DIRECTIONS FOR THIS TASK: Copy out the entries below in full and exactly.

INPUT FOR THIS TASK:
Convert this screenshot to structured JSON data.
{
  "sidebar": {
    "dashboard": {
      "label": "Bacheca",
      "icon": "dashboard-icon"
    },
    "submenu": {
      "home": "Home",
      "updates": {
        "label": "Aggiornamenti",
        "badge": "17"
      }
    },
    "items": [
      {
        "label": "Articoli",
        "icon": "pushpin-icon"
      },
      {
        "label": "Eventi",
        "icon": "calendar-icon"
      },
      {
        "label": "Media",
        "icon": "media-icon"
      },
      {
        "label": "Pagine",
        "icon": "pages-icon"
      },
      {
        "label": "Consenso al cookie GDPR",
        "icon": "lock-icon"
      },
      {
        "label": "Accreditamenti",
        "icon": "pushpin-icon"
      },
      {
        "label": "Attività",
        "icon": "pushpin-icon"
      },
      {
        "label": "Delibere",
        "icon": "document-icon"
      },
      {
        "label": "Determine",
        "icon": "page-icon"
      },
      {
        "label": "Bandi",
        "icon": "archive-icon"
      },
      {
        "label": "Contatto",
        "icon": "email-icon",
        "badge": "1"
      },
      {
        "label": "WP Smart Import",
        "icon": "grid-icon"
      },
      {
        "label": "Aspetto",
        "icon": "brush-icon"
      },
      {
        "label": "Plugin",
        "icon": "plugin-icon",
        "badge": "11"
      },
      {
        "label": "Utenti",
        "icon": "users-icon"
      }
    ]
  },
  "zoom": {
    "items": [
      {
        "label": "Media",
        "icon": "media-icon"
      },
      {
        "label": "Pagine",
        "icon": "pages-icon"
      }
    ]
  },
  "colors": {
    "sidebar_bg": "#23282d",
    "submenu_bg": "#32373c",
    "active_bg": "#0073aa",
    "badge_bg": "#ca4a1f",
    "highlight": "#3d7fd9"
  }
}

ANSWER IN FULL:
Convert this screenshot to structured JSON data.
{
  "sidebar": {
    "dashboard": {
      "label": "Bacheca",
      "icon": "dashboard-icon"
    },
    "submenu": {
      "home": "Home",
      "updates": {
        "label": "Aggiornamenti",
        "badge": "17"
      }
    },
    "items": [
      {
        "label": "Articoli",
        "icon": "pushpin-icon"
      },
      {
        "label": "Eventi",
        "icon": "calendar-icon"
      },
      {
        "label": "Media",
        "icon": "media-icon"
      },
      {
        "label": "Pagine",
        "icon": "pages-icon"
      },
      {
        "label": "Consenso al cookie GDPR",
        "icon": "lock-icon"
      },
      {
        "label": "Accreditamenti",
        "icon": "pushpin-icon"
      },
      {
        "label": "Attività",
        "icon": "pushpin-icon"
      },
      {
        "label": "Delibere",
        "icon": "document-icon"
      },
      {
        "label": "Determine",
        "icon": "page-icon"
      },
      {
        "label": "Bandi",
        "icon": "archive-icon"
      },
      {
        "label": "Contatto",
        "icon": "email-icon",
        "badge": "1"
      },
      {
        "label": "WP Smart Import",
        "icon": "grid-icon"
      },
      {
        "label": "Aspetto",
        "icon": "brush-icon"
      },
      {
        "label": "Plugin",
        "icon": "plugin-icon",
        "badge": "11"
      },
      {
        "label": "Utenti",
        "icon": "users-icon"
      }
    ]
  },
  "zoom": {
    "items": [
      {
        "label": "Media",
        "icon": "media-icon"
      },
      {
        "label": "Pagine",
        "icon": "pages-icon"
      }
    ]
  },
  "colors": {
    "sidebar_bg": "#23282d",
    "submenu_bg": "#32373c",
    "active_bg": "#0073aa",
    "badge_bg": "#ca4a1f",
    "highlight": "#3d7fd9"
  }
}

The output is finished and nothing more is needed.